Information supplied —
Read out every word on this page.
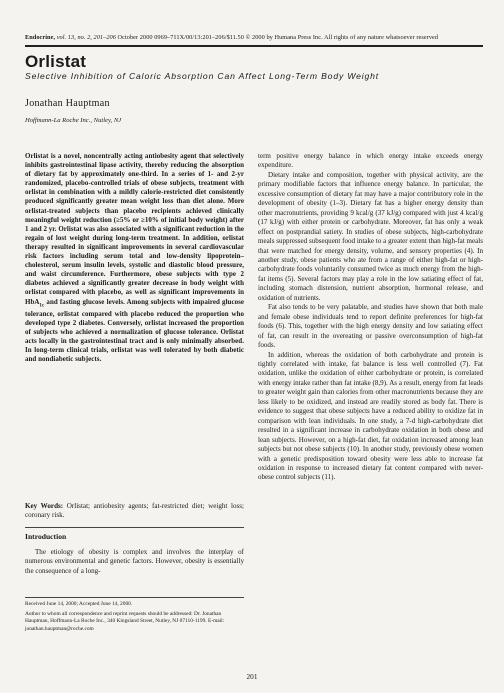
Endocrine, vol. 13, no. 2, 201–206 October 2000 0969–711X/00/13:201–206/$11.50 © 2000 by Humana Press Inc. All rights of any nature whatsoever reserved
Orlistat
Selective Inhibition of Caloric Absorption Can Affect Long-Term Body Weight
Jonathan Hauptman
Hoffmann-La Roche Inc., Nutley, NJ

Orlistat is a novel, noncentrally acting antiobesity agent that selectively inhibits gastrointestinal lipase activity, thereby reducing the absorption of dietary fat by approximately one-third. In a series of 1- and 2-yr randomized, placebo-controlled trials of obese subjects, treatment with orlistat in combination with a mildly calorie-restricted diet consistently produced significantly greater mean weight loss than diet alone. More orlistat-treated subjects than placebo recipients achieved clinically meaningful weight reduction (≥5% or ≥10% of initial body weight) after 1 and 2 yr. Orlistat was also associated with a significant reduction in the regain of lost weight during long-term treatment. In addition, orlistat therapy resulted in significant improvements in several cardiovascular risk factors including serum total and low-density lipoprotein–cholesterol, serum insulin levels, systolic and diastolic blood pressure, and waist circumference. Furthermore, obese subjects with type 2 diabetes achieved a significantly greater decrease in body weight with orlistat compared with placebo, as well as significant improvements in HbA$_{1c}$ and fasting glucose levels. Among subjects with impaired glucose tolerance, orlistat compared with placebo reduced the proportion who developed type 2 diabetes. Conversely, orlistat increased the proportion of subjects who achieved a normalization of glucose tolerance. Orlistat acts locally in the gastrointestinal tract and is only minimally absorbed. In long-term clinical trials, orlistat was well tolerated by both diabetic and nondiabetic subjects.

Key Words: Orlistat; antiobesity agents; fat-restricted diet; weight loss; coronary risk.

Introduction

The etiology of obesity is complex and involves the interplay of numerous environmental and genetic factors. However, obesity is essentially the consequence of a long-

Received June 14, 2000; Accepted June 14, 2000.

Author to whom all correspondence and reprint requests should be addressed: Dr. Jonathan Hauptman, Hoffmann-La Roche Inc., 340 Kingsland Street, Nutley, NJ 07110-1199. E-mail: jonathan.hauptman@roche.com

term positive energy balance in which energy intake exceeds energy expenditure.

Dietary intake and composition, together with physical activity, are the primary modifiable factors that influence energy balance. In particular, the excessive consumption of dietary fat may have a major contributory role in the development of obesity (1–3). Dietary fat has a higher energy density than other macronutrients, providing 9 kcal/g (37 kJ/g) compared with just 4 kcal/g (17 kJ/g) with either protein or carbohydrate. Moreover, fat has only a weak effect on postprandial satiety. In studies of obese subjects, high-carbohydrate meals suppressed subsequent food intake to a greater extent than high-fat meals that were matched for energy density, volume, and sensory properties (4). In another study, obese patients who ate from a range of either high-fat or high-carbohydrate foods voluntarily consumed twice as much energy from the high-fat items (5). Several factors may play a role in the low satiating effect of fat, including stomach distension, nutrient absorption, hormonal release, and oxidation of nutrients.

Fat also tends to be very palatable, and studies have shown that both male and female obese individuals tend to report definite preferences for high-fat foods (6). This, together with the high energy density and low satiating effect of fat, can result in the overeating or passive overconsumption of high-fat foods.

In addition, whereas the oxidation of both carbohydrate and protein is tightly correlated with intake, fat balance is less well controlled (7). Fat oxidation, unlike the oxidation of either carbohydrate or protein, is correlated with energy intake rather than fat intake (8,9). As a result, energy from fat leads to greater weight gain than calories from other macronutrients because they are less likely to be oxidized, and instead are readily stored as body fat. There is evidence to suggest that obese subjects have a reduced ability to oxidize fat in comparison with lean individuals. In one study, a 7-d high-carbohydrate diet resulted in a significant increase in carbohydrate oxidation in both obese and lean subjects. However, on a high-fat diet, fat oxidation increased among lean subjects but not obese subjects (10). In another study, previously obese women with a genetic predisposition toward obesity were less able to increase fat oxidation in response to increased dietary fat content compared with never-obese control subjects (11).

201
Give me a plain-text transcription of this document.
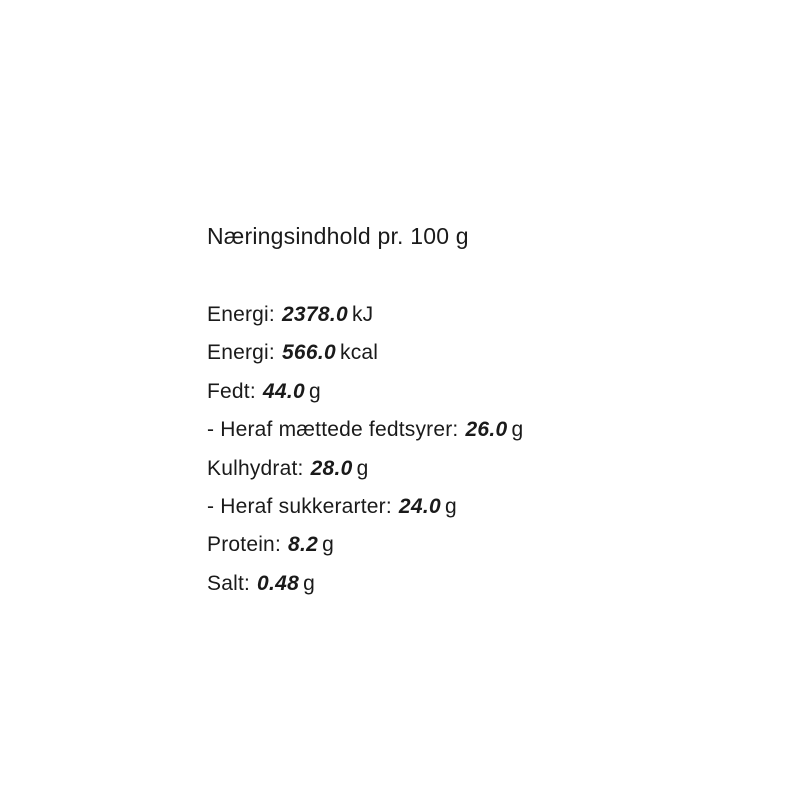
Næringsindhold pr. 100 g
Energi: 2378.0 kJ
Energi: 566.0 kcal
Fedt: 44.0 g
- Heraf mættede fedtsyrer: 26.0 g
Kulhydrat: 28.0 g
- Heraf sukkerarter: 24.0 g
Protein: 8.2 g
Salt: 0.48 g
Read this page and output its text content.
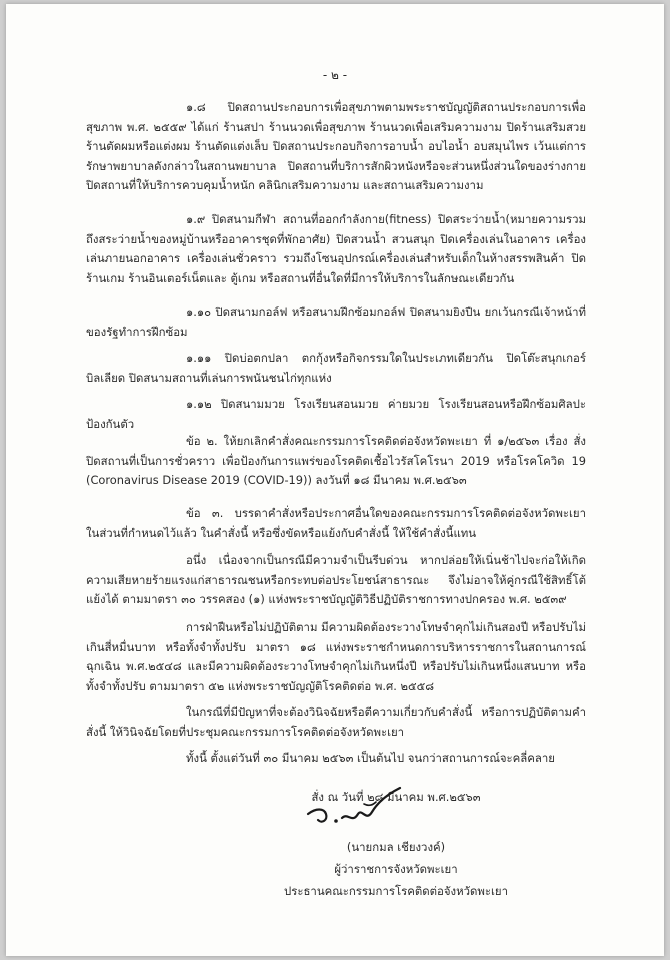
- ๒ -

๑.๘ ปิดสถานประกอบการเพื่อสุขภาพตามพระราชบัญญัติสถานประกอบการเพื่อสุขภาพ พ.ศ. ๒๕๕๙ ได้แก่ ร้านสปา ร้านนวดเพื่อสุขภาพ ร้านนวดเพื่อเสริมความงาม ปิดร้านเสริมสวย ร้านตัดผมหรือแต่งผม ร้านตัดแต่งเล็บ ปิดสถานประกอบกิจการอาบน้ำ อบไอน้ำ อบสมุนไพร เว้นแต่การรักษาพยาบาลดังกล่าวในสถานพยาบาล ปิดสถานที่บริการสักผิวหนังหรือจะส่วนหนึ่งส่วนใดของร่างกาย ปิดสถานที่ให้บริการควบคุมน้ำหนัก คลินิกเสริมความงาม และสถานเสริมความงาม

๑.๙ ปิดสนามกีฬา สถานที่ออกกำลังกาย(fitness) ปิดสระว่ายน้ำ(หมายความรวมถึงสระว่ายน้ำของหมู่บ้านหรืออาคารชุดที่พักอาศัย) ปิดสวนน้ำ สวนสนุก ปิดเครื่องเล่นในอาคาร เครื่องเล่นภายนอกอาคาร เครื่องเล่นชั่วคราว รวมถึงโซนอุปกรณ์เครื่องเล่นสำหรับเด็กในห้างสรรพสินค้า ปิดร้านเกม ร้านอินเตอร์เน็ตและ ตู้เกม หรือสถานที่อื่นใดที่มีการให้บริการในลักษณะเดียวกัน

๑.๑๐ ปิดสนามกอล์ฟ หรือสนามฝึกซ้อมกอล์ฟ ปิดสนามยิงปืน ยกเว้นกรณีเจ้าหน้าที่ของรัฐทำการฝึกซ้อม

๑.๑๑ ปิดบ่อตกปลา ตกกุ้งหรือกิจกรรมใดในประเภทเดียวกัน ปิดโต๊ะสนุกเกอร์ บิลเลียด ปิดสนามสถานที่เล่นการพนันชนไก่ทุกแห่ง

๑.๑๒ ปิดสนามมวย โรงเรียนสอนมวย ค่ายมวย โรงเรียนสอนหรือฝึกซ้อมศิลปะป้องกันตัว

ข้อ ๒. ให้ยกเลิกคำสั่งคณะกรรมการโรคติดต่อจังหวัดพะเยา ที่ ๑/๒๕๖๓ เรื่อง สั่งปิดสถานที่เป็นการชั่วคราว เพื่อป้องกันการแพร่ของโรคติดเชื้อไวรัสโคโรนา 2019 หรือโรคโควิด 19 (Coronavirus Disease 2019 (COVID-19)) ลงวันที่ ๑๘ มีนาคม พ.ศ.๒๕๖๓

ข้อ ๓. บรรดาคำสั่งหรือประกาศอื่นใดของคณะกรรมการโรคติดต่อจังหวัดพะเยา ในส่วนที่กำหนดไว้แล้ว ในคำสั่งนี้ หรือซึ่งขัดหรือแย้งกับคำสั่งนี้ ให้ใช้คำสั่งนี้แทน

อนึ่ง เนื่องจากเป็นกรณีมีความจำเป็นรีบด่วน หากปล่อยให้เนิ่นช้าไปจะก่อให้เกิดความเสียหายร้ายแรงแก่สาธารณชนหรือกระทบต่อประโยชน์สาธารณะ จึงไม่อาจให้คู่กรณีใช้สิทธิ์โต้แย้งได้ ตามมาตรา ๓๐ วรรคสอง (๑) แห่งพระราชบัญญัติวิธีปฏิบัติราชการทางปกครอง พ.ศ. ๒๕๓๙

การฝ่าฝืนหรือไม่ปฏิบัติตาม มีความผิดต้องระวางโทษจำคุกไม่เกินสองปี หรือปรับไม่เกินสี่หมื่นบาท หรือทั้งจำทั้งปรับ มาตรา ๑๘ แห่งพระราชกำหนดการบริหารราชการในสถานการณ์ฉุกเฉิน พ.ศ.๒๕๔๘ และมีความผิดต้องระวางโทษจำคุกไม่เกินหนึ่งปี หรือปรับไม่เกินหนึ่งแสนบาท หรือทั้งจำทั้งปรับ ตามมาตรา ๕๒ แห่งพระราชบัญญัติโรคติดต่อ พ.ศ. ๒๕๕๘

ในกรณีที่มีปัญหาที่จะต้องวินิจฉัยหรือตีความเกี่ยวกับคำสั่งนี้ หรือการปฏิบัติตามคำสั่งนี้ ให้วินิจฉัยโดยที่ประชุมคณะกรรมการโรคติดต่อจังหวัดพะเยา

ทั้งนี้ ตั้งแต่วันที่ ๓๐ มีนาคม ๒๕๖๓ เป็นต้นไป จนกว่าสถานการณ์จะคลี่คลาย

สั่ง ณ วันที่ ๒๘ มีนาคม พ.ศ.๒๕๖๓
(นายกมล เชียงวงค์)
ผู้ว่าราชการจังหวัดพะเยา
ประธานคณะกรรมการโรคติดต่อจังหวัดพะเยา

Directions — Every line where "นาคม" appears must be returned from the listing above.

Exercise solution —
ข้อ ๒. ให้ยกเลิกคำสั่งคณะกรรมการโรคติดต่อจังหวัดพะเยา ที่ ๑/๒๕๖๓ เรื่อง สั่งปิดสถานที่เป็นการชั่วคราว เพื่อป้องกันการแพร่ของโรคติดเชื้อไวรัสโคโรนา 2019 หรือโรคโควิด 19 (Coronavirus Disease 2019 (COVID-19)) ลงวันที่ ๑๘ มีนาคม พ.ศ.๒๕๖๓
ทั้งนี้ ตั้งแต่วันที่ ๓๐ มีนาคม ๒๕๖๓ เป็นต้นไป จนกว่าสถานการณ์จะคลี่คลาย
สั่ง ณ วันที่ ๒๘ มีนาคม พ.ศ.๒๕๖๓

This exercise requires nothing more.